Below are some records; give them all again exactly, but not the pictures.

★ ★ ★ ★ ★

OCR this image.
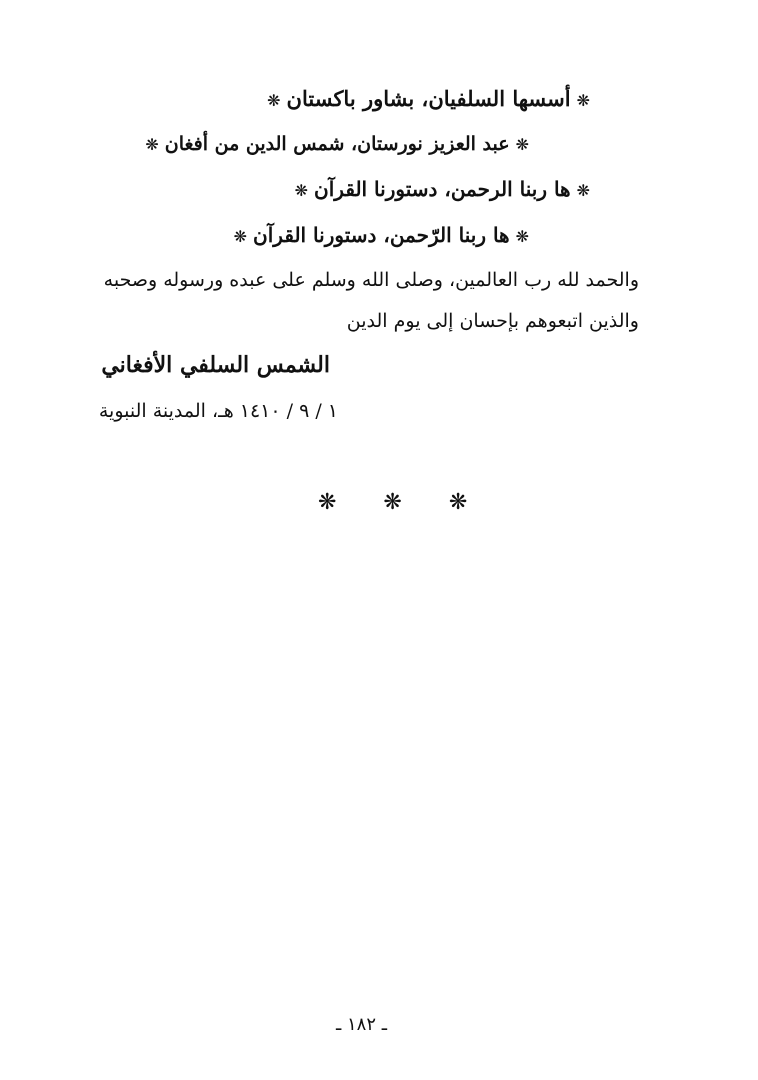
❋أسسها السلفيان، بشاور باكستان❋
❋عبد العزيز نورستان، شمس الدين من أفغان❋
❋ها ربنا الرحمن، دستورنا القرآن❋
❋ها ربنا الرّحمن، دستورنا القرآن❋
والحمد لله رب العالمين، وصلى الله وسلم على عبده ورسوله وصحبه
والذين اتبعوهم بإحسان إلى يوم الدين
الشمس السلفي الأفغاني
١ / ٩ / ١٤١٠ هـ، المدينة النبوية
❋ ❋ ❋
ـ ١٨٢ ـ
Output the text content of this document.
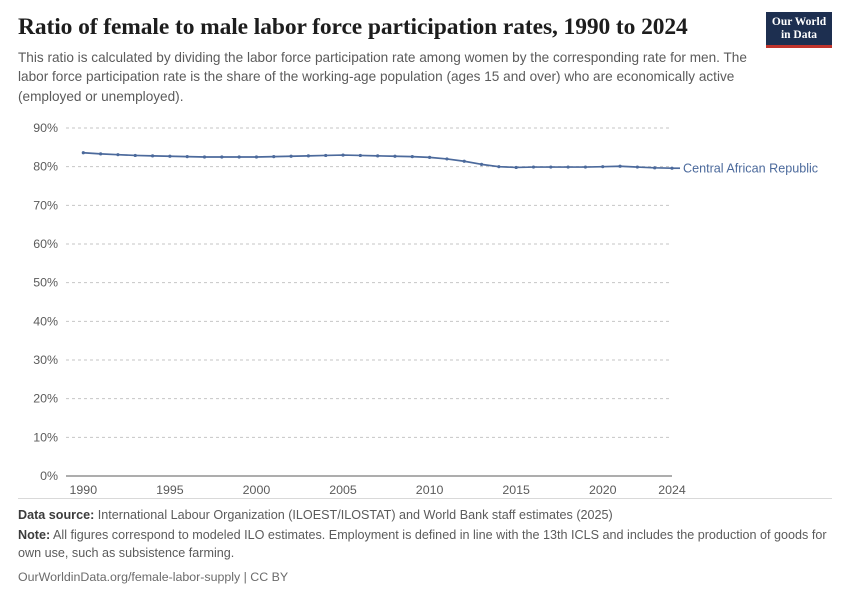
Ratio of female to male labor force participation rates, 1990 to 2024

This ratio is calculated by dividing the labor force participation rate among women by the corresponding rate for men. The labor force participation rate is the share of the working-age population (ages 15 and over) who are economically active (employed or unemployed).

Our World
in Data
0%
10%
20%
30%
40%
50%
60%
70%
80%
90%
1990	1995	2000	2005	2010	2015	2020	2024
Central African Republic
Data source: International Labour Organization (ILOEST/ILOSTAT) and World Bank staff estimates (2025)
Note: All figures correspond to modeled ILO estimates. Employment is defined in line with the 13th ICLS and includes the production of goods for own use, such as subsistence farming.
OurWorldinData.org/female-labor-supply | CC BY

★ ★ ★ ★ ★

Response.
OCR this image.
❋أسسها السلفيان، بشاور باكستان❋
❋عبد العزيز نورستان، شمس الدين من أفغان❋
❋ها ربنا الرحمن، دستورنا القرآن❋
❋ها ربنا الرّحمن، دستورنا القرآن❋
والحمد لله رب العالمين، وصلى الله وسلم على عبده ورسوله وصحبه
والذين اتبعوهم بإحسان إلى يوم الدين
الشمس السلفي الأفغاني
١ / ٩ / ١٤١٠ هـ، المدينة النبوية
❋ ❋ ❋
ـ ١٨٢ ـ
Output the text content of this document.
Ratio of female to male labor force participation rates, 1990 to 2024

This ratio is calculated by dividing the labor force participation rate among women by the corresponding rate for men. The labor force participation rate is the share of the working-age population (ages 15 and over) who are economically active (employed or unemployed).

Our World
in Data
0%
10%
20%
30%
40%
50%
60%
70%
80%
90%
1990	1995	2000	2005	2010	2015	2020	2024
Central African Republic
Data source: International Labour Organization (ILOEST/ILOSTAT) and World Bank staff estimates (2025)
Note: All figures correspond to modeled ILO estimates. Employment is defined in line with the 13th ICLS and includes the production of goods for own use, such as subsistence farming.
OurWorldinData.org/female-labor-supply | CC BY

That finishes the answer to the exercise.